##### Source

On Wed, May 25, 2016 at 6:02 PM, Chris Bennett
<chrisbenn...@bennettconstruction.us> wrote:
> 1. The small bad guys. They can put up compromised install files and sig
> files. They laugh at the damage the did to you. Jajaja.
>
> 2. The worse bad guys. Your actual network from your ISP is compromised
> and you get compromised data. Period.
>
> 3. The worst bad guys. The ones you have no protection against under any
> circumstances. These are the people who have physical access to your
> computer. The manufacturers. They can install compromised chips to the
> motherboard, etc.

Note that all of these consequences are detectable. But to get there
you need competent people who are making an effort.

Also, some of the techniques (e.g. print out a copy and at some later
date proofread against it) are really simple.

##########
##### Listed records

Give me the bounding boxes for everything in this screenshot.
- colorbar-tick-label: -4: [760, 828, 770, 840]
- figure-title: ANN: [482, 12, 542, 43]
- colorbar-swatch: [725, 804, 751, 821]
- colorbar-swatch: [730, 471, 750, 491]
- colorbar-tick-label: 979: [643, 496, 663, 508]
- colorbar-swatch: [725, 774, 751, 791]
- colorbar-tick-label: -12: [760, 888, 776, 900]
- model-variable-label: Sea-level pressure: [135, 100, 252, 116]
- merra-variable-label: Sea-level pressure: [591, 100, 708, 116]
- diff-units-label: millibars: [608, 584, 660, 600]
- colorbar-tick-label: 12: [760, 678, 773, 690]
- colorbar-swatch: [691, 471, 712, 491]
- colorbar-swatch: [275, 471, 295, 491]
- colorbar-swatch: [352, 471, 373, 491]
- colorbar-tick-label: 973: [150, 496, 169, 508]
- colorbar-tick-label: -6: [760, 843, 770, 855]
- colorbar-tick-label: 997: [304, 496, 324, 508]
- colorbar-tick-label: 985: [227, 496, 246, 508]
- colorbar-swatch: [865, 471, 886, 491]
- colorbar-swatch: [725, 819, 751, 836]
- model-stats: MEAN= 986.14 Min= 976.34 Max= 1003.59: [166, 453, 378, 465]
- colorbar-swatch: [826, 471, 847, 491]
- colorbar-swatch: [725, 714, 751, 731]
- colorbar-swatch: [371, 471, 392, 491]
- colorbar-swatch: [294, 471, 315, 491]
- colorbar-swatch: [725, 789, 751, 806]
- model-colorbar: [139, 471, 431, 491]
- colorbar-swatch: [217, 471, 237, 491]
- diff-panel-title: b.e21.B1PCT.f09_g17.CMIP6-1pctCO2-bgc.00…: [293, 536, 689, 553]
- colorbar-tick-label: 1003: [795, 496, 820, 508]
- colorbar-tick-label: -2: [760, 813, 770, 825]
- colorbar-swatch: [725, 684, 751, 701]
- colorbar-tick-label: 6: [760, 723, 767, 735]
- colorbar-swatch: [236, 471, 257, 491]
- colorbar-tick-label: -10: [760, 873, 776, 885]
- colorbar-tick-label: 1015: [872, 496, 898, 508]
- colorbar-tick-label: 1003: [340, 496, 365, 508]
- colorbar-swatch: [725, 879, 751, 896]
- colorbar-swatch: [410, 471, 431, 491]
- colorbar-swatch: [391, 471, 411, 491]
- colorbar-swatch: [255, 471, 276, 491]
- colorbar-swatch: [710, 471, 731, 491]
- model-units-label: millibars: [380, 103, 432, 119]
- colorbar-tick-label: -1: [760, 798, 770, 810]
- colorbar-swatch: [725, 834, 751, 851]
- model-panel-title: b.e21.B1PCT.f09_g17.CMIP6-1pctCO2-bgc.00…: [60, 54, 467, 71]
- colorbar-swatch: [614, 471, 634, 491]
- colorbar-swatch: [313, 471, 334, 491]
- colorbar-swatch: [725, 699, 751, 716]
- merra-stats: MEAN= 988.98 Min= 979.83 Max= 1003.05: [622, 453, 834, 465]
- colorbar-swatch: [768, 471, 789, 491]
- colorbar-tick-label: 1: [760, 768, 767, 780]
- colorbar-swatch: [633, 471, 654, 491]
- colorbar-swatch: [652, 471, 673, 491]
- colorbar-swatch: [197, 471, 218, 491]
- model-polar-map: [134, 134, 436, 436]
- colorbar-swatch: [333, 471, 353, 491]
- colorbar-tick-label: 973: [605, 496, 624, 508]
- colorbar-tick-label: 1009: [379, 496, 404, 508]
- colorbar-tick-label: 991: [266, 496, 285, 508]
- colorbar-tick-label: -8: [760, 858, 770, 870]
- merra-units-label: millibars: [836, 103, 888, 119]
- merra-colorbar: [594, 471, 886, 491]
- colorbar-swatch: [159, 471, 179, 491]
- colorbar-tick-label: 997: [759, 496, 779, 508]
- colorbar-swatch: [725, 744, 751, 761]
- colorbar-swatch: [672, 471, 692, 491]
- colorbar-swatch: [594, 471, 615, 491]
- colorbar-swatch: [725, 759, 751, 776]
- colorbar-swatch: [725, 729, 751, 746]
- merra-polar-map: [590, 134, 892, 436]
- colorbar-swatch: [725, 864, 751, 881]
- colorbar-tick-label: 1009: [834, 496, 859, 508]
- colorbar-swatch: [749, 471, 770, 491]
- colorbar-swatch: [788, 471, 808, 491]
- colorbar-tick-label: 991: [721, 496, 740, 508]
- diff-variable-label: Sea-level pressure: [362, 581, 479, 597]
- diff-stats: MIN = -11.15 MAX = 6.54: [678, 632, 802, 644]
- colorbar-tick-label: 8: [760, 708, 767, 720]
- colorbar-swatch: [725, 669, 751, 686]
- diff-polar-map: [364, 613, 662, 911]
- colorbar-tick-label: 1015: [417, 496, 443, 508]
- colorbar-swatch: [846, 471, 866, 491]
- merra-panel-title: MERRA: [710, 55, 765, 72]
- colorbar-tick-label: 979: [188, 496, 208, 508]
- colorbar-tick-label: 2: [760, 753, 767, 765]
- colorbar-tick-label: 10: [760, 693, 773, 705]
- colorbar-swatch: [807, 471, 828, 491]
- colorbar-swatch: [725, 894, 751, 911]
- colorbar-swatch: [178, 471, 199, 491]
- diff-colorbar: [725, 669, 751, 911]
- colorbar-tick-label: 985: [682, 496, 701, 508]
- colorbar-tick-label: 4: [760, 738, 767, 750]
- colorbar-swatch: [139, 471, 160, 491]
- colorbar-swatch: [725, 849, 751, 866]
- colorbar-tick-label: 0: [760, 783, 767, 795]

##########

Required tasks:
**A)** In the security email, what does detecting these consequences require?
**B)** Carry on writing the security email, starting after its last sentence.

Answers to the exercises:
**A)** Competent people who are making an effort.

**B)**
Meanwhile, one of the biggest risk factors, for any nation state, is
winding up with an incompetent population which can't do anything
useful. So you should expect that to be able to find some support for
that whole "competent people who are making an effort" thing.

But, also: nothing can every be perfect (or, if it is, entropy kind of
assures that that will be temporary). And you can't solve "people" -
only the issues they create.

Anyways... in the context of computer system design: one of the most
important aspects of a good design is that it is going to also involve
issues from "outside the field".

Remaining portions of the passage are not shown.